* CONSEGNA
Riscrivi il tratto che va dalla riga con "paragraph-1: là thuần" fino a quella con "text-line: Hạn gặp", sostituendo "text-line" con "line-of-text" e lasciando invariato tutto il resto.
··· MATERIALE DA ELABORARE
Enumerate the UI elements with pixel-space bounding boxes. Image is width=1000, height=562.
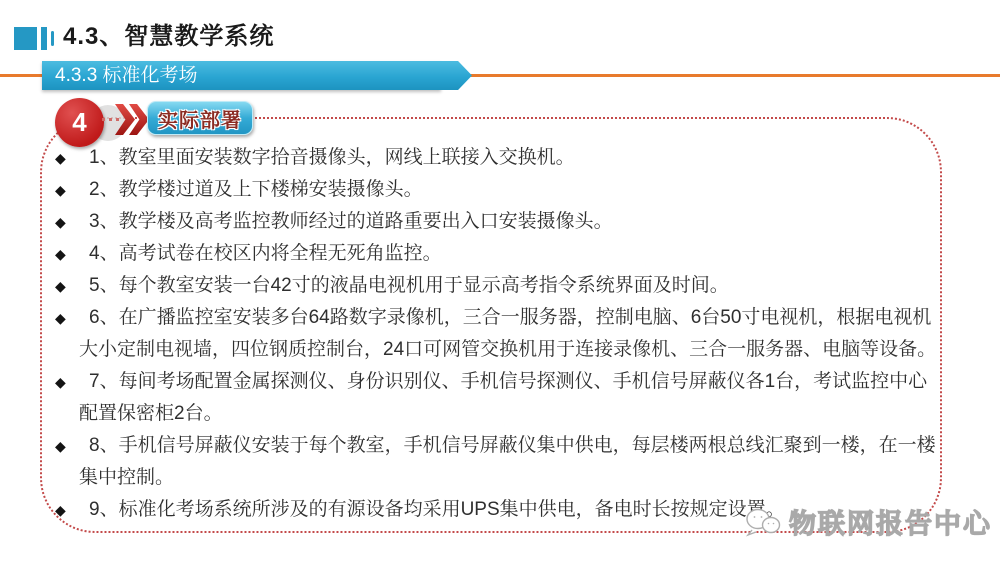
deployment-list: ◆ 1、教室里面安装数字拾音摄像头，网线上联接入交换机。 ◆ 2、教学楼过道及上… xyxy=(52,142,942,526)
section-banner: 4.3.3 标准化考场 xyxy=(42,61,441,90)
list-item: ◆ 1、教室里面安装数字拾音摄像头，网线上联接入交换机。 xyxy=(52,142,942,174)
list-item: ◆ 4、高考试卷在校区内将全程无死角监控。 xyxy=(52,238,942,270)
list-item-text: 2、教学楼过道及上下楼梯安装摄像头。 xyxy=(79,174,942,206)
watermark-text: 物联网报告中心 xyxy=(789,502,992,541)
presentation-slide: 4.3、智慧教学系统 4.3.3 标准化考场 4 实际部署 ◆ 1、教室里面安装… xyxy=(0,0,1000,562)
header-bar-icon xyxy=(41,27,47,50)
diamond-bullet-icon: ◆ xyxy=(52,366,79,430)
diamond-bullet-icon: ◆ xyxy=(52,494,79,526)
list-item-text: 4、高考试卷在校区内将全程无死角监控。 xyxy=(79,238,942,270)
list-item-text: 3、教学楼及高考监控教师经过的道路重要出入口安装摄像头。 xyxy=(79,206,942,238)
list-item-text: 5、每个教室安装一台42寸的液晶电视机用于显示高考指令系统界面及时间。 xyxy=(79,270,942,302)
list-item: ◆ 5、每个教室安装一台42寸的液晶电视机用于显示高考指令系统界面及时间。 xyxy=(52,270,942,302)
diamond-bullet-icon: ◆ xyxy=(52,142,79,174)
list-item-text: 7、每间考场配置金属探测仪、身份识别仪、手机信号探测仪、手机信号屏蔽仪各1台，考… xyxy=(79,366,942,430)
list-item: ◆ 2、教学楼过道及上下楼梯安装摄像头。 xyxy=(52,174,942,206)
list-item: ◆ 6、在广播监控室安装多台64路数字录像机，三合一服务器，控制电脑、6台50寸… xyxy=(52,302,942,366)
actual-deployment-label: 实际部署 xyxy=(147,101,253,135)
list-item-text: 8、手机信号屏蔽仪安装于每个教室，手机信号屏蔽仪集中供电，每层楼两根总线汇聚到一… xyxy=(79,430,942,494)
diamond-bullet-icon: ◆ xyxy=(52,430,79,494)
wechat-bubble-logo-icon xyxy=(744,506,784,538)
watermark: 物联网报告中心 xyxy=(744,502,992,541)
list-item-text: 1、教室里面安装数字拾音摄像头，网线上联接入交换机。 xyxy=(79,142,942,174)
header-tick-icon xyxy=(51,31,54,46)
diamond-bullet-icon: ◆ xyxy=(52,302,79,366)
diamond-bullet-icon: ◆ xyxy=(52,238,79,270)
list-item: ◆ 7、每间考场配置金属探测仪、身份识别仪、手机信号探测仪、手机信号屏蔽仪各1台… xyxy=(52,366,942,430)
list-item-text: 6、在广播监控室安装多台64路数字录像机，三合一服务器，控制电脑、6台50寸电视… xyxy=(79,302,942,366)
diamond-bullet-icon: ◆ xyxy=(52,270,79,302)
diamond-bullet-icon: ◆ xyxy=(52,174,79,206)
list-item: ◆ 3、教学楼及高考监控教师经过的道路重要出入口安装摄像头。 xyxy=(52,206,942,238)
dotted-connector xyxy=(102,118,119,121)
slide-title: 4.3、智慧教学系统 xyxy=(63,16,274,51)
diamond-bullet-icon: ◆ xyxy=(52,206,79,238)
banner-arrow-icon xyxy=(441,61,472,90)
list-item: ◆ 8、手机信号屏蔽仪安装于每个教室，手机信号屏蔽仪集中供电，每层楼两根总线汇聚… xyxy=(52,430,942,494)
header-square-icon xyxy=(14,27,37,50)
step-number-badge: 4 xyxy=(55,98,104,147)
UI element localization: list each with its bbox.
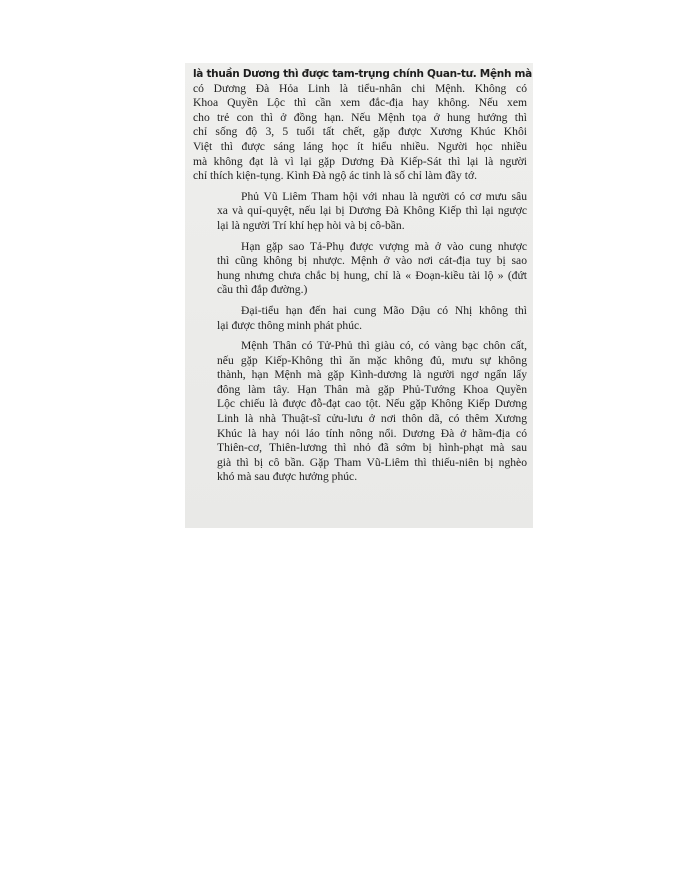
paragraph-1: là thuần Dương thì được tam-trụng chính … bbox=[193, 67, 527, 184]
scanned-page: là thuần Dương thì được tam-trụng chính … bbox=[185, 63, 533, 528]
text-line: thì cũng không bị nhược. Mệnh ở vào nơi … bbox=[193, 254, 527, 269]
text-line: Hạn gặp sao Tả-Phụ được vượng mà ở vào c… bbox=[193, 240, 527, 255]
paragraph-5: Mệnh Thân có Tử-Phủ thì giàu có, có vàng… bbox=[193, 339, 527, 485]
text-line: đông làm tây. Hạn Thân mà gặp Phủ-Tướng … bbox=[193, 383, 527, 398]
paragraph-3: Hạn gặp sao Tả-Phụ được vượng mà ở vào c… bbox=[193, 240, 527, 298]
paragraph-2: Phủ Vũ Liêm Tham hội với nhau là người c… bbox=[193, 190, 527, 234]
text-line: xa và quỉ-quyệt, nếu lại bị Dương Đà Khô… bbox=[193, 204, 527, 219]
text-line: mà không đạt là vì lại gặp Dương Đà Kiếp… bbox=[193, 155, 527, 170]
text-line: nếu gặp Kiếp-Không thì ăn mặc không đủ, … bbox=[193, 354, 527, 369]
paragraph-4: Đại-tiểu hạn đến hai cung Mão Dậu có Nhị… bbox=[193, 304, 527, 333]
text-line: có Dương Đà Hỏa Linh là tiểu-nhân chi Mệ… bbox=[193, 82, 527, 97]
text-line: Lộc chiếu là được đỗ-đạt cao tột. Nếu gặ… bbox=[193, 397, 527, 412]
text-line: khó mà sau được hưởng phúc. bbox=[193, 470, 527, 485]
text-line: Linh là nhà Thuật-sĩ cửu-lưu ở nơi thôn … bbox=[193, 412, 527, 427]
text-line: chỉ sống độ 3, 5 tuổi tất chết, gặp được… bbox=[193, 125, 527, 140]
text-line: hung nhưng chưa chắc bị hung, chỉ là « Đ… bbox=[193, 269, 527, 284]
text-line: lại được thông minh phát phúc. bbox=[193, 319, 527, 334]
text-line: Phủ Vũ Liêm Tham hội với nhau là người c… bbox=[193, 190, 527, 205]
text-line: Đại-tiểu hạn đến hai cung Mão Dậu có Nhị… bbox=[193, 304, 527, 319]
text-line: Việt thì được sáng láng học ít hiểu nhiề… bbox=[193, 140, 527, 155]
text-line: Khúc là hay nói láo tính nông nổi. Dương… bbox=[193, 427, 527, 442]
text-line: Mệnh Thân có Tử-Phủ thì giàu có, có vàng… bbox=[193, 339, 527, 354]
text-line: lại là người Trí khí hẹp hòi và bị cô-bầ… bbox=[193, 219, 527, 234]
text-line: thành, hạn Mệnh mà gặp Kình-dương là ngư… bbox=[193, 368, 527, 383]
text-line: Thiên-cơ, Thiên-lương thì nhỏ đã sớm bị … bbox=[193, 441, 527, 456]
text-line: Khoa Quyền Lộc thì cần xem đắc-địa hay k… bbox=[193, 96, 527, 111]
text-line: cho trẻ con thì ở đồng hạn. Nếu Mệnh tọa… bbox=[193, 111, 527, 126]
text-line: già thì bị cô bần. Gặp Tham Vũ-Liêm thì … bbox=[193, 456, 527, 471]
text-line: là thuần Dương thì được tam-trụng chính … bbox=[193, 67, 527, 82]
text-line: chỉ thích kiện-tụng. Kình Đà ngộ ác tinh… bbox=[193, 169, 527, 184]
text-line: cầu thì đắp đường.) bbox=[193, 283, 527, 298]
······
* RISPOSTA ATTESA
paragraph-1: là thuần Dương thì được tam-trụng chính … bbox=[193, 67, 527, 184]
scanned-page: là thuần Dương thì được tam-trụng chính … bbox=[185, 63, 533, 528]
line-of-text: thì cũng không bị nhược. Mệnh ở vào nơi … bbox=[193, 254, 527, 269]
line-of-text: Hạn gặp sao Tả-Phụ được vượng mà ở vào c… bbox=[193, 240, 527, 255]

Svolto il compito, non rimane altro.